>> begin GIVEN DATA

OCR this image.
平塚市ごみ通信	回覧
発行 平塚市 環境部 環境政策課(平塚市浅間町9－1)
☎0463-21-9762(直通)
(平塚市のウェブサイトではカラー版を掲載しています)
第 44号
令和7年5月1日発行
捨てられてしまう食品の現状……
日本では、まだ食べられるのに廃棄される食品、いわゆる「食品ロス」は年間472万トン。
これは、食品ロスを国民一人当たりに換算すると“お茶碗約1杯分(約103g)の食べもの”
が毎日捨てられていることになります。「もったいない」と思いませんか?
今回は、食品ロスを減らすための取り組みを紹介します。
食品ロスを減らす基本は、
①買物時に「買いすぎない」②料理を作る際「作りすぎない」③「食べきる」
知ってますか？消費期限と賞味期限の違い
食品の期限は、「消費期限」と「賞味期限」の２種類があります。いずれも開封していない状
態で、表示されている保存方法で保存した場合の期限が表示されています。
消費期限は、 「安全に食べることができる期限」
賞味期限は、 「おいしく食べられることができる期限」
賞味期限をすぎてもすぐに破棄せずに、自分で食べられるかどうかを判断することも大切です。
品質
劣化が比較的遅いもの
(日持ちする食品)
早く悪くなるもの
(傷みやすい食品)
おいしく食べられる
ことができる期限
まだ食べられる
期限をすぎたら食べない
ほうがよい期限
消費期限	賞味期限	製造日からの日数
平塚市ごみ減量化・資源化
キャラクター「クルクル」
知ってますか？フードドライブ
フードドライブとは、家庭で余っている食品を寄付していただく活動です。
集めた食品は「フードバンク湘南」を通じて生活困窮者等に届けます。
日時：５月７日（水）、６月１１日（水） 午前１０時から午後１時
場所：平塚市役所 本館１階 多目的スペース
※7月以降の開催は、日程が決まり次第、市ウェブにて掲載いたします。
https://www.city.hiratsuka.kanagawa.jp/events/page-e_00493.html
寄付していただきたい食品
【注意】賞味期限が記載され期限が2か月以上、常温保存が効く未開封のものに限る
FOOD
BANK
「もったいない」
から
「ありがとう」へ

>> end GIVEN DATA

All of the data above should be transcribed exactly.

## WORKED ANSWER
OCR this image.
平塚市ごみ通信	回覧
発行 平塚市 環境部 環境政策課(平塚市浅間町9－1)
☎0463-21-9762(直通)
(平塚市のウェブサイトではカラー版を掲載しています)
第 44号
令和7年5月1日発行
捨てられてしまう食品の現状……
日本では、まだ食べられるのに廃棄される食品、いわゆる「食品ロス」は年間472万トン。
これは、食品ロスを国民一人当たりに換算すると“お茶碗約1杯分(約103g)の食べもの”
が毎日捨てられていることになります。「もったいない」と思いませんか?
今回は、食品ロスを減らすための取り組みを紹介します。
食品ロスを減らす基本は、
①買物時に「買いすぎない」②料理を作る際「作りすぎない」③「食べきる」
知ってますか？消費期限と賞味期限の違い
食品の期限は、「消費期限」と「賞味期限」の２種類があります。いずれも開封していない状
態で、表示されている保存方法で保存した場合の期限が表示されています。
消費期限は、 「安全に食べることができる期限」
賞味期限は、 「おいしく食べられることができる期限」
賞味期限をすぎてもすぐに破棄せずに、自分で食べられるかどうかを判断することも大切です。
品質
劣化が比較的遅いもの
(日持ちする食品)
早く悪くなるもの
(傷みやすい食品)
おいしく食べられる
ことができる期限
まだ食べられる
期限をすぎたら食べない
ほうがよい期限
消費期限	賞味期限	製造日からの日数
平塚市ごみ減量化・資源化
キャラクター「クルクル」
知ってますか？フードドライブ
フードドライブとは、家庭で余っている食品を寄付していただく活動です。
集めた食品は「フードバンク湘南」を通じて生活困窮者等に届けます。
日時：５月７日（水）、６月１１日（水） 午前１０時から午後１時
場所：平塚市役所 本館１階 多目的スペース
※7月以降の開催は、日程が決まり次第、市ウェブにて掲載いたします。
https://www.city.hiratsuka.kanagawa.jp/events/page-e_00493.html
寄付していただきたい食品
【注意】賞味期限が記載され期限が2か月以上、常温保存が効く未開封のものに限る
FOOD
BANK
「もったいない」
から
「ありがとう」へ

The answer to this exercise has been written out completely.